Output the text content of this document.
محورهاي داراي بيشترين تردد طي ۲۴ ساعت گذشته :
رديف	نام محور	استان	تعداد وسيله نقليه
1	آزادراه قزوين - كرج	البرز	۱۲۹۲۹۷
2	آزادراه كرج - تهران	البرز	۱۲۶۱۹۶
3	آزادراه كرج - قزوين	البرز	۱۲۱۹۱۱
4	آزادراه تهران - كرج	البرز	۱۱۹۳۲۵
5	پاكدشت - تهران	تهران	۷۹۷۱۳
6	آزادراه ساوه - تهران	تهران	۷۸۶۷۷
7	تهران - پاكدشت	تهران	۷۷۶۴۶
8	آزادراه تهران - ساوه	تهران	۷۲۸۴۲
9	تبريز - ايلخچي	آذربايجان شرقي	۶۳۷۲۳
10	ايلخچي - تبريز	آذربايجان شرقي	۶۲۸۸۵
____________
*Your task*
Write out every entry word for word.

*Task result*
Output the text content of this document.
محورهاي داراي بيشترين تردد طي ۲۴ ساعت گذشته :
رديف	نام محور	استان	تعداد وسيله نقليه
1	آزادراه قزوين - كرج	البرز	۱۲۹۲۹۷
2	آزادراه كرج - تهران	البرز	۱۲۶۱۹۶
3	آزادراه كرج - قزوين	البرز	۱۲۱۹۱۱
4	آزادراه تهران - كرج	البرز	۱۱۹۳۲۵
5	پاكدشت - تهران	تهران	۷۹۷۱۳
6	آزادراه ساوه - تهران	تهران	۷۸۶۷۷
7	تهران - پاكدشت	تهران	۷۷۶۴۶
8	آزادراه تهران - ساوه	تهران	۷۲۸۴۲
9	تبريز - ايلخچي	آذربايجان شرقي	۶۳۷۲۳
10	ايلخچي - تبريز	آذربايجان شرقي	۶۲۸۸۵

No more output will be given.